ЦЕЛЬ ЗАДАНИЯ — Выведи без изменений все строки с самой первой по строку с "list-item: 四 教師配合課文說明，許多戒除毒癮的人常常是社會的弱勢或邊緣人物，因擔心受歧視或…" включительно.

МАТЕРИАЛЫ ЗАДАНИЯ —
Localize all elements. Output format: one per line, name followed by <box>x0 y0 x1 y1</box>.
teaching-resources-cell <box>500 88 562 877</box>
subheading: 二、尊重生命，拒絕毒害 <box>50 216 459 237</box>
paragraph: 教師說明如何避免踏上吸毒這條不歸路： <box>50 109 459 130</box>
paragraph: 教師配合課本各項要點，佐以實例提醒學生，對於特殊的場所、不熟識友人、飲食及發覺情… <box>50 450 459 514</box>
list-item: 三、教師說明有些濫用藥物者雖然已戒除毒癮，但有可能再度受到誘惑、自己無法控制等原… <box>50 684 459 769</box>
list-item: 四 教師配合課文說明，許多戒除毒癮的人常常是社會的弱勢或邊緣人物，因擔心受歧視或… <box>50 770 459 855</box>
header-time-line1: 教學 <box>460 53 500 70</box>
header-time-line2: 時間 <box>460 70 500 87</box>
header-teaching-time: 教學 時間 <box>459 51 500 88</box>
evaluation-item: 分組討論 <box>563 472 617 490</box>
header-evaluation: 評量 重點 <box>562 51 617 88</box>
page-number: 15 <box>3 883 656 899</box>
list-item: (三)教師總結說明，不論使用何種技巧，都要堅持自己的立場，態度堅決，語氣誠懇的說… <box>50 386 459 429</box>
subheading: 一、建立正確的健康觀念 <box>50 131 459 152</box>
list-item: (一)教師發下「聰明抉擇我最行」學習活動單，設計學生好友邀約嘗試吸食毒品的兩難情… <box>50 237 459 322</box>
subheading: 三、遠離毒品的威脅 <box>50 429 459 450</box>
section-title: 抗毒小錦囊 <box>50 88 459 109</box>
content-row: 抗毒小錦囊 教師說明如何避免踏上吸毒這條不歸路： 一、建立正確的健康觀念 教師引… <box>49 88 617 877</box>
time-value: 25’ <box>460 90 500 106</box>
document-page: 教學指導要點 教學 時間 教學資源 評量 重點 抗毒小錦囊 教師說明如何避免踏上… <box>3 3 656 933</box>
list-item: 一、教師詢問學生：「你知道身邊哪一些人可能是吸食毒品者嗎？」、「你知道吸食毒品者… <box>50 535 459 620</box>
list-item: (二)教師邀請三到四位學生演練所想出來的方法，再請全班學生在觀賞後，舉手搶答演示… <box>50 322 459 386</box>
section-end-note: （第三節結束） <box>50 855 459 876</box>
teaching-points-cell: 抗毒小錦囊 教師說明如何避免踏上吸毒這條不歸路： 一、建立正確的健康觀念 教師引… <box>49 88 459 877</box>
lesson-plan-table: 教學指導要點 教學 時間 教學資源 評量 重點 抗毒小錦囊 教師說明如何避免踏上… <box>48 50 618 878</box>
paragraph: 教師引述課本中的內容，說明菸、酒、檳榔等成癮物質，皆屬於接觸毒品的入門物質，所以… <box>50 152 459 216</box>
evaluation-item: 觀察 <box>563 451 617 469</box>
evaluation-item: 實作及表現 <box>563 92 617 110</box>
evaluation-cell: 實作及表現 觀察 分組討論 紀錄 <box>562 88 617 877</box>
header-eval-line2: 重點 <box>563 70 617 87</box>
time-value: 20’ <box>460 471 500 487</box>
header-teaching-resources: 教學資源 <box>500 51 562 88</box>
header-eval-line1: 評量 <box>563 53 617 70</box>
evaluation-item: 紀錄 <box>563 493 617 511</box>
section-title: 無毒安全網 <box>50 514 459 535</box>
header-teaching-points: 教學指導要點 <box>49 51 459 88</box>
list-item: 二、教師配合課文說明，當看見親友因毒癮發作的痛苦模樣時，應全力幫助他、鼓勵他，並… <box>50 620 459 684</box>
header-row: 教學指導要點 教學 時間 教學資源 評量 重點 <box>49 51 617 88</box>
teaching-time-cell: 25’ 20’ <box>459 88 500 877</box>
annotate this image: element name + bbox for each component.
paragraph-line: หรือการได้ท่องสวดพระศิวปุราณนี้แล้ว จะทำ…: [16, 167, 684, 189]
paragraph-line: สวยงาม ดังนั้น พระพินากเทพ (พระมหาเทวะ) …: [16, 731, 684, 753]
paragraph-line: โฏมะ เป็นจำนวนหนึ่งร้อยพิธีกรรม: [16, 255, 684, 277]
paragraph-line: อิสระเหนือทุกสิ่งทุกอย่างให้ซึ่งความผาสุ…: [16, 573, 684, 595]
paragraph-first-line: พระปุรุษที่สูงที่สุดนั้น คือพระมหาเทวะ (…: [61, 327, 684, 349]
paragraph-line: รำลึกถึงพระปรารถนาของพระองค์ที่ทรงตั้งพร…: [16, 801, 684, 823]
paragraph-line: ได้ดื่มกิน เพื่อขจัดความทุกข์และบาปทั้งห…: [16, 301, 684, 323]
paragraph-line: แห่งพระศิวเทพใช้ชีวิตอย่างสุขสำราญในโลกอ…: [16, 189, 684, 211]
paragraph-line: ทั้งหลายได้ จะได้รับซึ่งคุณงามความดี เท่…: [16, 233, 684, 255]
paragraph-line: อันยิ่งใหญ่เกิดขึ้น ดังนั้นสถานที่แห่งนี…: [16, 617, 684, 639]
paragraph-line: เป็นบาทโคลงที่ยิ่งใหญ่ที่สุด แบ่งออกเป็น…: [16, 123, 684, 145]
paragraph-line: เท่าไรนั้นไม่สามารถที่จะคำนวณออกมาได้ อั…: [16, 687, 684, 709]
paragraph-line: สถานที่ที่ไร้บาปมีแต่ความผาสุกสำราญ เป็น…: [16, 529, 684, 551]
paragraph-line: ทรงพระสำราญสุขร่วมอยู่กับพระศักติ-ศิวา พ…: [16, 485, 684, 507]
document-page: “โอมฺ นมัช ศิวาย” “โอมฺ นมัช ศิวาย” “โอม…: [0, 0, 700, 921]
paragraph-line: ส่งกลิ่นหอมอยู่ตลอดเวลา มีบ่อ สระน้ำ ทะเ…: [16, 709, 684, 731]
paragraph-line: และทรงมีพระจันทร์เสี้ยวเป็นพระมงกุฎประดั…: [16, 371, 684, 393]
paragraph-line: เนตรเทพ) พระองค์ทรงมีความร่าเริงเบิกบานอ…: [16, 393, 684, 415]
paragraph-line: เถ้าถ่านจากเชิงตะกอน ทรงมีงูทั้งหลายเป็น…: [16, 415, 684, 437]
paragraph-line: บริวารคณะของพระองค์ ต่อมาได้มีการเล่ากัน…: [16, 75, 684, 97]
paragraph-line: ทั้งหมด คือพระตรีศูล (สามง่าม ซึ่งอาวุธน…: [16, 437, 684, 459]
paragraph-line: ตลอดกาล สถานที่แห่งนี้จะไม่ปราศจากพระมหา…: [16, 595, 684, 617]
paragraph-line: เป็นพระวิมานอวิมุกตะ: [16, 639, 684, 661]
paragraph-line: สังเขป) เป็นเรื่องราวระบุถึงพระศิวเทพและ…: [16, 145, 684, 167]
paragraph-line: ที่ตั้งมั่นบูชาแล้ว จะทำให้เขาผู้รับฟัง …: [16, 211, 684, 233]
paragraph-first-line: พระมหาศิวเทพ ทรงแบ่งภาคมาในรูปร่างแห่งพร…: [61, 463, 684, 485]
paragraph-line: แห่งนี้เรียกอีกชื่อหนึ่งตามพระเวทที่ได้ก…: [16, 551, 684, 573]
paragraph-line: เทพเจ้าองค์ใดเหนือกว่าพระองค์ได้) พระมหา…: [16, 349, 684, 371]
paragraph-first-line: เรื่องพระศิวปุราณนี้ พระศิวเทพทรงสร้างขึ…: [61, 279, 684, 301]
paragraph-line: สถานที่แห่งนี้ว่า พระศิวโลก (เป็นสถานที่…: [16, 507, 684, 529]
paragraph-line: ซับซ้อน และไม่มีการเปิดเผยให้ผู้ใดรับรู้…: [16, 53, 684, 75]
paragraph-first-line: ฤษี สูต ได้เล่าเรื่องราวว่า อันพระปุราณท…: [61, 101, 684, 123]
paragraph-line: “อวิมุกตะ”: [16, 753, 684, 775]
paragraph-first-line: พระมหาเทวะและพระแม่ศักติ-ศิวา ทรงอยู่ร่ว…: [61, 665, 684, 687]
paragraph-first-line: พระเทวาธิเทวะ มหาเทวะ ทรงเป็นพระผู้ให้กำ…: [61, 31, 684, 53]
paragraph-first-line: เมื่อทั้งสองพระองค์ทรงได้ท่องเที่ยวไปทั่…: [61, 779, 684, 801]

РЕШЕНИЕ —
Localize all elements. Output format: one per line, name followed by <box>x0 y0 x1 y1</box>.
teaching-resources-cell <box>500 88 562 877</box>
subheading: 二、尊重生命，拒絕毒害 <box>50 216 459 237</box>
paragraph: 教師說明如何避免踏上吸毒這條不歸路： <box>50 109 459 130</box>
paragraph: 教師配合課本各項要點，佐以實例提醒學生，對於特殊的場所、不熟識友人、飲食及發覺情… <box>50 450 459 514</box>
list-item: 三、教師說明有些濫用藥物者雖然已戒除毒癮，但有可能再度受到誘惑、自己無法控制等原… <box>50 684 459 769</box>
list-item: 四 教師配合課文說明，許多戒除毒癮的人常常是社會的弱勢或邊緣人物，因擔心受歧視或… <box>50 770 459 855</box>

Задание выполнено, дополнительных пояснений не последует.